▸ THE PROBLEM: Using the records below, please work out how many lines contain "COVER"; answer with the number alone.

▸ DATASET CONTENT:
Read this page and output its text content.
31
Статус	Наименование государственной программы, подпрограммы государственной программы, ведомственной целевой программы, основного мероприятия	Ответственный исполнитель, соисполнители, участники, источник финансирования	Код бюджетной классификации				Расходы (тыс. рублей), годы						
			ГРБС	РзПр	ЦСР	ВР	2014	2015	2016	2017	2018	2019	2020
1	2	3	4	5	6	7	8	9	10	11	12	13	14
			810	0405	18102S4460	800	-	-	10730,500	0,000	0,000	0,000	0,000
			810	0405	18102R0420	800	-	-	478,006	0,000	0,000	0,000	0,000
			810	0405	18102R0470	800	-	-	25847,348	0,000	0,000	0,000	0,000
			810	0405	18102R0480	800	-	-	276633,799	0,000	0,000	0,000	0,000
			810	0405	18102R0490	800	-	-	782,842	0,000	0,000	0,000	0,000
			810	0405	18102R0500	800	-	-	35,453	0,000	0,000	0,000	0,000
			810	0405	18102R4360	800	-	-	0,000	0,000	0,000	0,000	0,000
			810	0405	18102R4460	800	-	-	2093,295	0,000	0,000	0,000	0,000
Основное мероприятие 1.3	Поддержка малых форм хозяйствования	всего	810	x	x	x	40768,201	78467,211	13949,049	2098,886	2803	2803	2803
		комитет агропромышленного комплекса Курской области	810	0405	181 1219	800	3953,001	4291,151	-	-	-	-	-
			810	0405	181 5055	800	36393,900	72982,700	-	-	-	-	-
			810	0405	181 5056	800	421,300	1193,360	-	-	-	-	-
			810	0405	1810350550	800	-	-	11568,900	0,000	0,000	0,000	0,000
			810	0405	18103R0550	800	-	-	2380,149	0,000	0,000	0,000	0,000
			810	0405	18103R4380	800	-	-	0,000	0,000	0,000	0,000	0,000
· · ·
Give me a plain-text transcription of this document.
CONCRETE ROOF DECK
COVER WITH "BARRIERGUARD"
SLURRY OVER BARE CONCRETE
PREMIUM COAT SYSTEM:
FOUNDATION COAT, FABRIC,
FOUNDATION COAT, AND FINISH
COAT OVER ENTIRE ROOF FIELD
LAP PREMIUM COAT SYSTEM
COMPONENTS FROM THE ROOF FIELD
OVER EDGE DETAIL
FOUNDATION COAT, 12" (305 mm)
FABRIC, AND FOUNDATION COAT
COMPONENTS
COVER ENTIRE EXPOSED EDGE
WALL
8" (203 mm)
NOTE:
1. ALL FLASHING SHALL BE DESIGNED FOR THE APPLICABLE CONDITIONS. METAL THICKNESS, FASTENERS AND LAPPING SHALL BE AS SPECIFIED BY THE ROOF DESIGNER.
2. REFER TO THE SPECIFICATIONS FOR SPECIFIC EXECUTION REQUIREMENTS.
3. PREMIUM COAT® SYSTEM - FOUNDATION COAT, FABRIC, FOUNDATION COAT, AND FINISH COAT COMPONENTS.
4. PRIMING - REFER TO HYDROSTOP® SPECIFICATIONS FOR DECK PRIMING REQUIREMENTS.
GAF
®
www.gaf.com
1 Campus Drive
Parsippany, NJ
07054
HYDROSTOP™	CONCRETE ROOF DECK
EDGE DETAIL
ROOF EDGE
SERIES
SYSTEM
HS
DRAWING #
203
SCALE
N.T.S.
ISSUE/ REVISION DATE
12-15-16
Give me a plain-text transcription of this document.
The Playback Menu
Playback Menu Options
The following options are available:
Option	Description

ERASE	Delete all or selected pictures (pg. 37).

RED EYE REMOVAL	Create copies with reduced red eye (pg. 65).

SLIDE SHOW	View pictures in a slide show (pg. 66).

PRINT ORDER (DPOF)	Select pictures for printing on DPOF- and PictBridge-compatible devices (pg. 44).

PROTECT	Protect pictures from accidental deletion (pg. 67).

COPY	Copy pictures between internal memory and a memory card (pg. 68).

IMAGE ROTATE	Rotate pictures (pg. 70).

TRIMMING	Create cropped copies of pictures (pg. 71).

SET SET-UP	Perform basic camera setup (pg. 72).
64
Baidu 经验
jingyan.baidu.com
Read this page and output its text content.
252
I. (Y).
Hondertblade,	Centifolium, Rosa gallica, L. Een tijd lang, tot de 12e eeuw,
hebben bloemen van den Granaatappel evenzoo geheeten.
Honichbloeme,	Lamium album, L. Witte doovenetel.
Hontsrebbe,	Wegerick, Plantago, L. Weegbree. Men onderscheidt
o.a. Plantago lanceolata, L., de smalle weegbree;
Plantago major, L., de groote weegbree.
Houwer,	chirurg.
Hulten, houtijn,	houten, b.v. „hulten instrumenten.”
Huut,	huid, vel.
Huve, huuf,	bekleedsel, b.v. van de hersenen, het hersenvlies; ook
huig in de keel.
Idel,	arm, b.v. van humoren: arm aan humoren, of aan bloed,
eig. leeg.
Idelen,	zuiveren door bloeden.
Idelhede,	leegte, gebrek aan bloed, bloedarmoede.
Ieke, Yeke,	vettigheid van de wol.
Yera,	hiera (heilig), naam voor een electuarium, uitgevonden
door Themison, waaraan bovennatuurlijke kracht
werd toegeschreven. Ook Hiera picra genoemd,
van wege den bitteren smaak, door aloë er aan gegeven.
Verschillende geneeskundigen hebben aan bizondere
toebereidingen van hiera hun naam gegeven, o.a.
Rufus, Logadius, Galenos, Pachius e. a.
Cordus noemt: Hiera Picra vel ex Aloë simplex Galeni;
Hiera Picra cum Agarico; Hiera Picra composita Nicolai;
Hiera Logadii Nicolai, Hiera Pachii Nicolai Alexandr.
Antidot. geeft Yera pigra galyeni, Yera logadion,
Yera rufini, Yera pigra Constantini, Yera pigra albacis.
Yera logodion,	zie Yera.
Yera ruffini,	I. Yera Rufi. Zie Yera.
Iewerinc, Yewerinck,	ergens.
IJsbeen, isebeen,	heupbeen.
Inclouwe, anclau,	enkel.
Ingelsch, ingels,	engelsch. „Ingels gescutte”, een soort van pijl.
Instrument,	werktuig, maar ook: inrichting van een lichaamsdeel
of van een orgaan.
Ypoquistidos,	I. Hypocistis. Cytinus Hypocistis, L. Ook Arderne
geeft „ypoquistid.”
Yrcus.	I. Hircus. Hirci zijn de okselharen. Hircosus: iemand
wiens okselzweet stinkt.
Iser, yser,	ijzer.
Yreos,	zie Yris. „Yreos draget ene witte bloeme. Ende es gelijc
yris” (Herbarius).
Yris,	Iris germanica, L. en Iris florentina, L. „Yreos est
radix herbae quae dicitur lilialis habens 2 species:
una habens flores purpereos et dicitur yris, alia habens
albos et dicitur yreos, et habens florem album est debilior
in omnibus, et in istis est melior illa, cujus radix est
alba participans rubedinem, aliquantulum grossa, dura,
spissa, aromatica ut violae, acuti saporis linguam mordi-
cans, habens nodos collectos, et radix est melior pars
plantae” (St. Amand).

▸ ANSWER TO THE EXERCISE: 2